--- AIM OF THE TASK ---
Return the count of lines that hold the string "months", with no other words.

--- GIVEN ENTRIES ---
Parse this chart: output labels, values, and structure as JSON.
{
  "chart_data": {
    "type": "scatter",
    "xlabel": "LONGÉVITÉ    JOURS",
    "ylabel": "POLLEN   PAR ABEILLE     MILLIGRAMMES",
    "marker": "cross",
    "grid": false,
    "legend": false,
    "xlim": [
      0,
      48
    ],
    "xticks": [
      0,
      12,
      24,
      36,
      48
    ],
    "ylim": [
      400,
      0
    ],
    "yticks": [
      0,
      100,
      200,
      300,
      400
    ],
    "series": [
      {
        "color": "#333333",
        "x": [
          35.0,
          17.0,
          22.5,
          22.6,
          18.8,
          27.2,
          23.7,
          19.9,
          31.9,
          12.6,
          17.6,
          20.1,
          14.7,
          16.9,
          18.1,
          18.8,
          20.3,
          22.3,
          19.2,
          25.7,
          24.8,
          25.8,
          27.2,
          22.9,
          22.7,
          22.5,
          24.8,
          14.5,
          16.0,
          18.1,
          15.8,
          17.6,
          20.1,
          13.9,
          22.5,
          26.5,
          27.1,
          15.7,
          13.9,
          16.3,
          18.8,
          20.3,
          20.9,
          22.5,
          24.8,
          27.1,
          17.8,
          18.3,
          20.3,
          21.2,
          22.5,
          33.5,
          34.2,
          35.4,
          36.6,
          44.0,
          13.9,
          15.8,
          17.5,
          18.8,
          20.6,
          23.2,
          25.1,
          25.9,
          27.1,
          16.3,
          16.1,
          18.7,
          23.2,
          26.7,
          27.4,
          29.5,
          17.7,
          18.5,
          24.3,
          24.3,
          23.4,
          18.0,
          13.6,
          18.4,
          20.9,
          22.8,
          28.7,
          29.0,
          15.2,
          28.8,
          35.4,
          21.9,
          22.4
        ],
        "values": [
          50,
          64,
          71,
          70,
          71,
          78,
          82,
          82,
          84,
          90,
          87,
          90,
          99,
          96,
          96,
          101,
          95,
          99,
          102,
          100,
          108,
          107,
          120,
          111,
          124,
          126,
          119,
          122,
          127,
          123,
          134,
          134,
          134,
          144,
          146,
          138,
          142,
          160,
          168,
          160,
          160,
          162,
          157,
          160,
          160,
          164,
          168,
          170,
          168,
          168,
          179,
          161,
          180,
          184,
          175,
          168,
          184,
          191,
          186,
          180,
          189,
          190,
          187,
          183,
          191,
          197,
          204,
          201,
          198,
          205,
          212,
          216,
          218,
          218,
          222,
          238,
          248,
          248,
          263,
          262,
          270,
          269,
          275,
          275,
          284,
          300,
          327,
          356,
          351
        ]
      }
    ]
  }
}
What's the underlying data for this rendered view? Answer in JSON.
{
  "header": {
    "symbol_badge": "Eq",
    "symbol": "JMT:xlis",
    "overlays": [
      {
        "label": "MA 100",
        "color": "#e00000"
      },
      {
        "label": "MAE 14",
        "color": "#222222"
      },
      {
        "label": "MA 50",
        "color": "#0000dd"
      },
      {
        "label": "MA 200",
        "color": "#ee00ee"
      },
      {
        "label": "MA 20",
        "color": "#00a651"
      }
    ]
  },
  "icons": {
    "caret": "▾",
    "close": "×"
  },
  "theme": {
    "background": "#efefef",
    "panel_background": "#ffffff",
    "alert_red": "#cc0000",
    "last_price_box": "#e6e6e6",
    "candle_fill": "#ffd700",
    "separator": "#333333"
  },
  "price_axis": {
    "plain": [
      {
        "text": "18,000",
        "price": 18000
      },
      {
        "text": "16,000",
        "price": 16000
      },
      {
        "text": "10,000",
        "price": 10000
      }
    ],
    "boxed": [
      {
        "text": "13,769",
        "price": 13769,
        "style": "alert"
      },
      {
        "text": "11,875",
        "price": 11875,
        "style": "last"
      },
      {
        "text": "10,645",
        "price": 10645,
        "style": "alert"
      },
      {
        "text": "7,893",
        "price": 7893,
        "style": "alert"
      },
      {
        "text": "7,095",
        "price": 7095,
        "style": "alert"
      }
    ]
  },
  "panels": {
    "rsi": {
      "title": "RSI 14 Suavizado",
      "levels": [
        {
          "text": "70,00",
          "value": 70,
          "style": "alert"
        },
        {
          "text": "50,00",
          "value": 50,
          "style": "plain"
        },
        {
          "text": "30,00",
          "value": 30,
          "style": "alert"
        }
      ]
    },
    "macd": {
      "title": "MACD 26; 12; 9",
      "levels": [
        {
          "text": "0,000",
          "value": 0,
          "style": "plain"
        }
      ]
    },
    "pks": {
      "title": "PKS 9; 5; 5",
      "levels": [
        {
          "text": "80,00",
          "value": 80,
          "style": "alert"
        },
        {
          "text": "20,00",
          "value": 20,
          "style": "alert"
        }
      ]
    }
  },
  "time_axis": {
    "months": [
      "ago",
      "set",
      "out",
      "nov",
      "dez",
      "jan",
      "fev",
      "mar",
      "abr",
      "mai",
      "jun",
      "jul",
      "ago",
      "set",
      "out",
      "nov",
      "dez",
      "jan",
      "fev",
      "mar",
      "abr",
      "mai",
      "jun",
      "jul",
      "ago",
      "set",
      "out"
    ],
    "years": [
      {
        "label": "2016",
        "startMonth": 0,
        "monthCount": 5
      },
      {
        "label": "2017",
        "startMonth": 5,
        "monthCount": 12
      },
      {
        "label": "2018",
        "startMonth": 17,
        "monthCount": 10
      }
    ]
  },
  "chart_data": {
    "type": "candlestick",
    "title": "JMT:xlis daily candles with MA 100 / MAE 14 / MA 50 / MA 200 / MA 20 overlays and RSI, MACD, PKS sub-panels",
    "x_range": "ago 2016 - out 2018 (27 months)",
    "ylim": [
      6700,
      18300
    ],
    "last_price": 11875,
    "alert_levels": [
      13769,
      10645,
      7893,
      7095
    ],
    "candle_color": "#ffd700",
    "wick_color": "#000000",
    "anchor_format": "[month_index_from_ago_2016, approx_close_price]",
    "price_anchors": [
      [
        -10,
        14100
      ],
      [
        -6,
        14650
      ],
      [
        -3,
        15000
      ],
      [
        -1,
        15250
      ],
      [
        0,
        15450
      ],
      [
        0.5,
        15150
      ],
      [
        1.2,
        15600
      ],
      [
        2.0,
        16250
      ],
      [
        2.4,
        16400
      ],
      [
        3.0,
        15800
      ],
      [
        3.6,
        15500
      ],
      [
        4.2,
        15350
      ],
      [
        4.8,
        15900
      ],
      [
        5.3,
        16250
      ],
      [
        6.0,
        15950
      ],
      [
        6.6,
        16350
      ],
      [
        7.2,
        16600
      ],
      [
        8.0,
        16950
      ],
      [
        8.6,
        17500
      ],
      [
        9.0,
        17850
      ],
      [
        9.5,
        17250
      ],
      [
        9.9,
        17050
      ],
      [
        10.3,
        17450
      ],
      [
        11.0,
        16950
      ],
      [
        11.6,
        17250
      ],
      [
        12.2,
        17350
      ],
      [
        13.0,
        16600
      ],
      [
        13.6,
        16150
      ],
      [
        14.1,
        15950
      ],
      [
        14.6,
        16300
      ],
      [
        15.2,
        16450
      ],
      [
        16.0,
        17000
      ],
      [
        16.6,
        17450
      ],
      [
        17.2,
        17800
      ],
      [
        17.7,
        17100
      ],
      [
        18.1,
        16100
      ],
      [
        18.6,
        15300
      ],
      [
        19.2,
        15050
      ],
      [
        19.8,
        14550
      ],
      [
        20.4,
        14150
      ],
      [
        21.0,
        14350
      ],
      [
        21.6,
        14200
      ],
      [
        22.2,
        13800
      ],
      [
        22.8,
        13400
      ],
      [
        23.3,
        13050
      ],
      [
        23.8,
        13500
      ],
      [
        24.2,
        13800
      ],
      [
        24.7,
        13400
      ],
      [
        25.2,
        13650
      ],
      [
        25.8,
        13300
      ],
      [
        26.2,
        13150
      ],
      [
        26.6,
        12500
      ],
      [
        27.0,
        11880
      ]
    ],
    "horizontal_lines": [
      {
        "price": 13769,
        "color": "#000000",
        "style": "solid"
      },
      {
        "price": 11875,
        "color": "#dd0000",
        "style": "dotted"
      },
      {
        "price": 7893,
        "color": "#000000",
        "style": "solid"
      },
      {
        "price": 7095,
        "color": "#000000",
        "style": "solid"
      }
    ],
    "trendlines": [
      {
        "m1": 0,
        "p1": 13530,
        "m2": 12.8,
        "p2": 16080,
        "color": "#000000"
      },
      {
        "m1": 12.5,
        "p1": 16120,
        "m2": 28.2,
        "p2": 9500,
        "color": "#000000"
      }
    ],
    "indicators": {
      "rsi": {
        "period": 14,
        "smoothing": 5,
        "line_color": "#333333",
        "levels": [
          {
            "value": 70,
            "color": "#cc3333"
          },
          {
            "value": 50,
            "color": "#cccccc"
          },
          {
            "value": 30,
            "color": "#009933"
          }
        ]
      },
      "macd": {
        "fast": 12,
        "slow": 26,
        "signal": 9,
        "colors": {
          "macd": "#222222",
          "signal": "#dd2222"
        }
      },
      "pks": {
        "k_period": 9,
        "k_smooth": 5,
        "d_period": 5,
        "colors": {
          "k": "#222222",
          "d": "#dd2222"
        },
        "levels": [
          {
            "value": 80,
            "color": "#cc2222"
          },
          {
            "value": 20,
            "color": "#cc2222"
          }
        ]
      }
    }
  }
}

--- WORKED SOLUTION ---
2